An exact copy of the records is required, minus the pictures they hold.

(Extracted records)
──────────────────────────────
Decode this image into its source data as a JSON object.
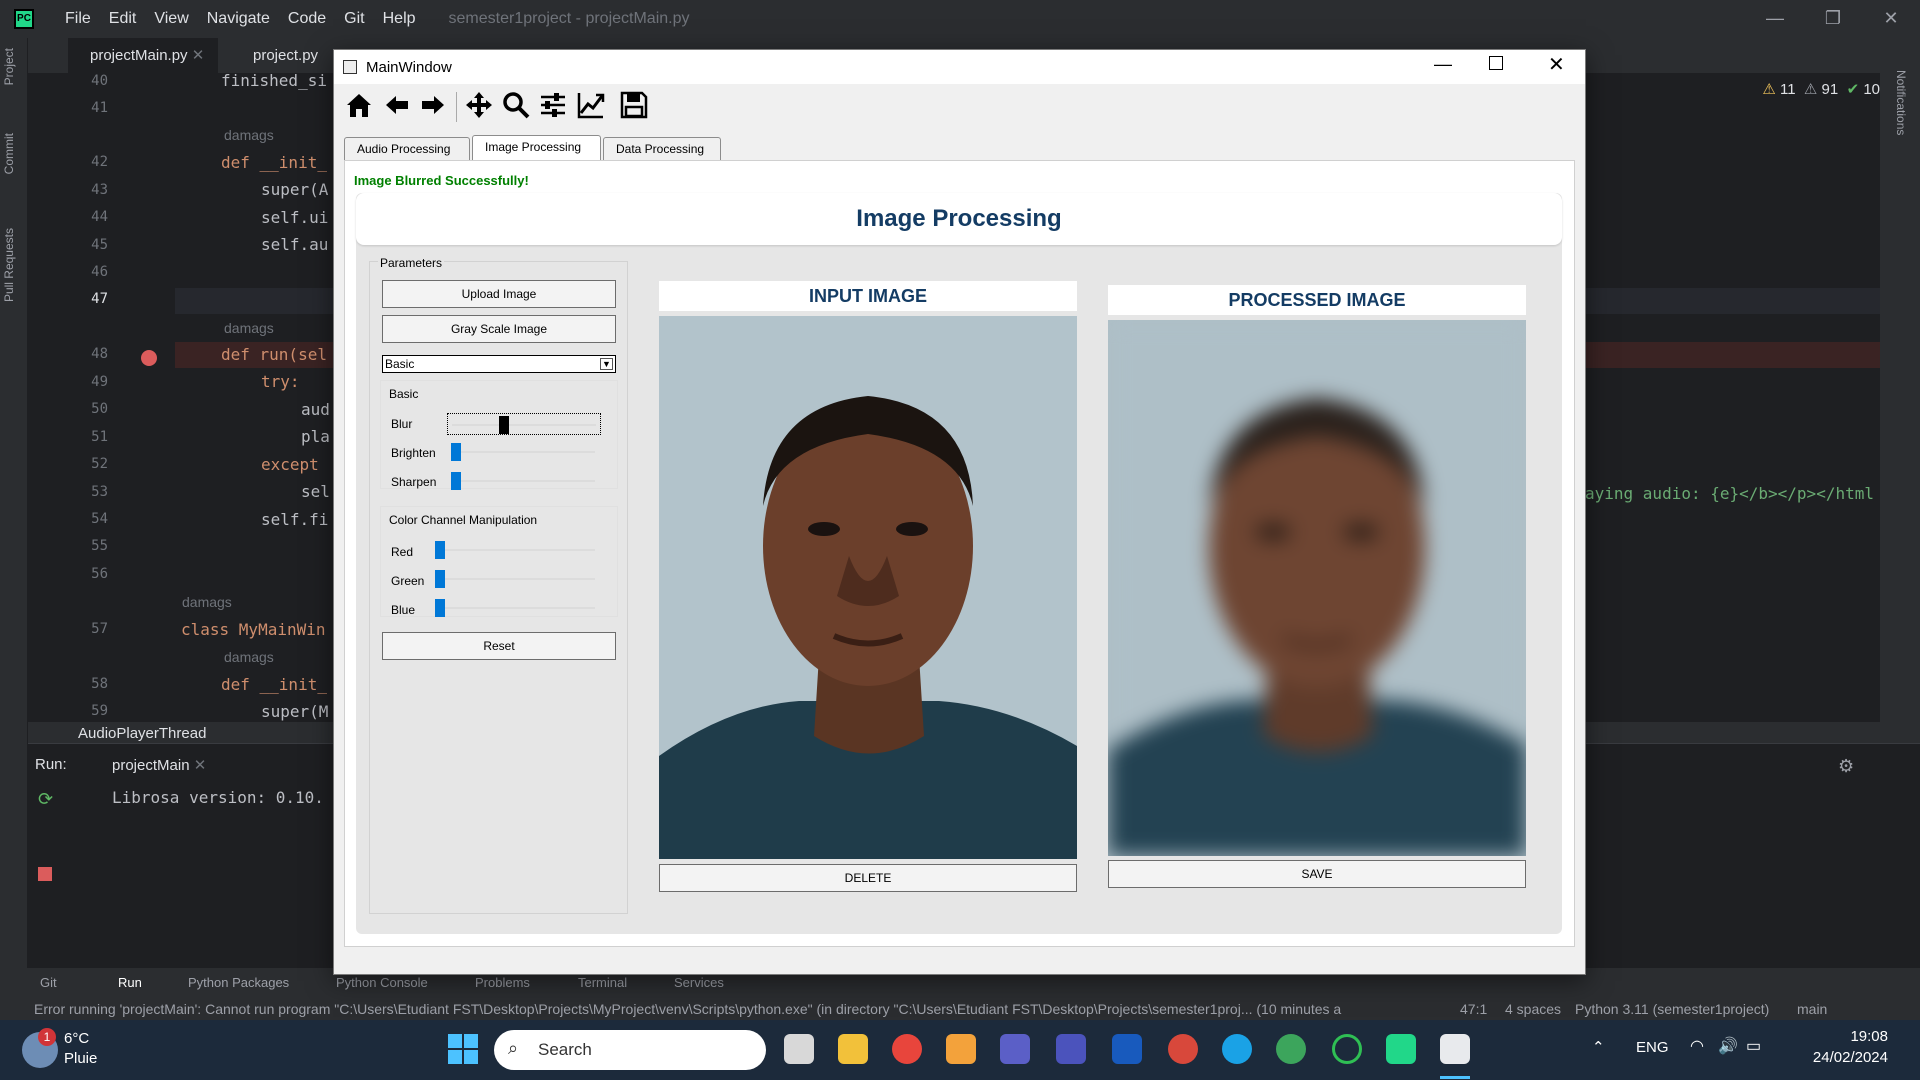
{
  "ide": {
    "menu": [
      "File",
      "Edit",
      "View",
      "Navigate",
      "Code",
      "Git",
      "Help"
    ],
    "project_title": "semester1project - projectMain.py",
    "tabs": [
      "projectMain.py",
      "project.py"
    ],
    "side_tabs": [
      "Project",
      "Commit",
      "Pull Requests"
    ],
    "right_side_tab": "Notifications",
    "inspections": {
      "warnings": "11",
      "weak": "91",
      "ok": "10"
    },
    "line_numbers": [
      "40",
      "41",
      "42",
      "43",
      "44",
      "45",
      "46",
      "47",
      "48",
      "49",
      "50",
      "51",
      "52",
      "53",
      "54",
      "55",
      "56",
      "57",
      "58",
      "59"
    ],
    "code_lines": {
      "l40": "finished_si",
      "l42": "def __init_",
      "l43": "super(A",
      "l44": "self.ui",
      "l45": "self.au",
      "l48": "def run(sel",
      "l49": "try:",
      "l50": "aud",
      "l51": "pla",
      "l52": "except ",
      "l53": "sel",
      "l54": "self.fi",
      "l57": "class MyMainWin",
      "l58": "def __init_",
      "l59": "super(M"
    },
    "author_hints": [
      "damags",
      "damags",
      "damags",
      "damags"
    ],
    "right_code": "aying audio: {e}</b></p></html",
    "breadcrumb": "AudioPlayerThread",
    "run_label": "Run:",
    "run_tab": "projectMain",
    "console_output": "Librosa version: 0.10.",
    "tool_tabs": [
      "Git",
      "Run",
      "Python Packages",
      "Python Console",
      "Problems",
      "Terminal",
      "Services"
    ],
    "status_message": "Error running 'projectMain': Cannot run program \"C:\\Users\\Etudiant FST\\Desktop\\Projects\\MyProject\\venv\\Scripts\\python.exe\" (in directory \"C:\\Users\\Etudiant FST\\Desktop\\Projects\\semester1proj... (10 minutes a",
    "cursor_pos": "47:1",
    "indent": "4 spaces",
    "interpreter": "Python 3.11 (semester1project)",
    "branch": "main"
  },
  "taskbar": {
    "weather_temp": "6°C",
    "weather_desc": "Pluie",
    "weather_badge": "1",
    "search_placeholder": "Search",
    "lang": "ENG",
    "time": "19:08",
    "date": "24/02/2024"
  },
  "app": {
    "window_title": "MainWindow",
    "tabs": [
      "Audio Processing",
      "Image Processing",
      "Data Processing"
    ],
    "active_tab": "Image Processing",
    "status": "Image Blurred Successfully!",
    "heading": "Image Processing",
    "params": {
      "title": "Parameters",
      "upload": "Upload Image",
      "grayscale": "Gray Scale Image",
      "mode_value": "Basic",
      "basic_group": "Basic",
      "blur": "Blur",
      "brighten": "Brighten",
      "sharpen": "Sharpen",
      "blur_level": 0.35,
      "brighten_level": 0,
      "sharpen_level": 0,
      "color_group": "Color Channel Manipulation",
      "red": "Red",
      "green": "Green",
      "blue": "Blue",
      "red_level": 0,
      "green_level": 0,
      "blue_level": 0,
      "reset": "Reset"
    },
    "input_title": "INPUT IMAGE",
    "processed_title": "PROCESSED IMAGE",
    "delete": "DELETE",
    "save": "SAVE"
  }
}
──────────────────────────────
_Solution to this task_.
Decode this image into its source data as a JSON object.
{
  "ide": {
    "menu": [
      "File",
      "Edit",
      "View",
      "Navigate",
      "Code",
      "Git",
      "Help"
    ],
    "project_title": "semester1project - projectMain.py",
    "tabs": [
      "projectMain.py",
      "project.py"
    ],
    "side_tabs": [
      "Project",
      "Commit",
      "Pull Requests"
    ],
    "right_side_tab": "Notifications",
    "inspections": {
      "warnings": "11",
      "weak": "91",
      "ok": "10"
    },
    "line_numbers": [
      "40",
      "41",
      "42",
      "43",
      "44",
      "45",
      "46",
      "47",
      "48",
      "49",
      "50",
      "51",
      "52",
      "53",
      "54",
      "55",
      "56",
      "57",
      "58",
      "59"
    ],
    "code_lines": {
      "l40": "finished_si",
      "l42": "def __init_",
      "l43": "super(A",
      "l44": "self.ui",
      "l45": "self.au",
      "l48": "def run(sel",
      "l49": "try:",
      "l50": "aud",
      "l51": "pla",
      "l52": "except ",
      "l53": "sel",
      "l54": "self.fi",
      "l57": "class MyMainWin",
      "l58": "def __init_",
      "l59": "super(M"
    },
    "author_hints": [
      "damags",
      "damags",
      "damags",
      "damags"
    ],
    "right_code": "aying audio: {e}</b></p></html",
    "breadcrumb": "AudioPlayerThread",
    "run_label": "Run:",
    "run_tab": "projectMain",
    "console_output": "Librosa version: 0.10.",
    "tool_tabs": [
      "Git",
      "Run",
      "Python Packages",
      "Python Console",
      "Problems",
      "Terminal",
      "Services"
    ],
    "status_message": "Error running 'projectMain': Cannot run program \"C:\\Users\\Etudiant FST\\Desktop\\Projects\\MyProject\\venv\\Scripts\\python.exe\" (in directory \"C:\\Users\\Etudiant FST\\Desktop\\Projects\\semester1proj... (10 minutes a",
    "cursor_pos": "47:1",
    "indent": "4 spaces",
    "interpreter": "Python 3.11 (semester1project)",
    "branch": "main"
  },
  "taskbar": {
    "weather_temp": "6°C",
    "weather_desc": "Pluie",
    "weather_badge": "1",
    "search_placeholder": "Search",
    "lang": "ENG",
    "time": "19:08",
    "date": "24/02/2024"
  },
  "app": {
    "window_title": "MainWindow",
    "tabs": [
      "Audio Processing",
      "Image Processing",
      "Data Processing"
    ],
    "active_tab": "Image Processing",
    "status": "Image Blurred Successfully!",
    "heading": "Image Processing",
    "params": {
      "title": "Parameters",
      "upload": "Upload Image",
      "grayscale": "Gray Scale Image",
      "mode_value": "Basic",
      "basic_group": "Basic",
      "blur": "Blur",
      "brighten": "Brighten",
      "sharpen": "Sharpen",
      "blur_level": 0.35,
      "brighten_level": 0,
      "sharpen_level": 0,
      "color_group": "Color Channel Manipulation",
      "red": "Red",
      "green": "Green",
      "blue": "Blue",
      "red_level": 0,
      "green_level": 0,
      "blue_level": 0,
      "reset": "Reset"
    },
    "input_title": "INPUT IMAGE",
    "processed_title": "PROCESSED IMAGE",
    "delete": "DELETE",
    "save": "SAVE"
  }
}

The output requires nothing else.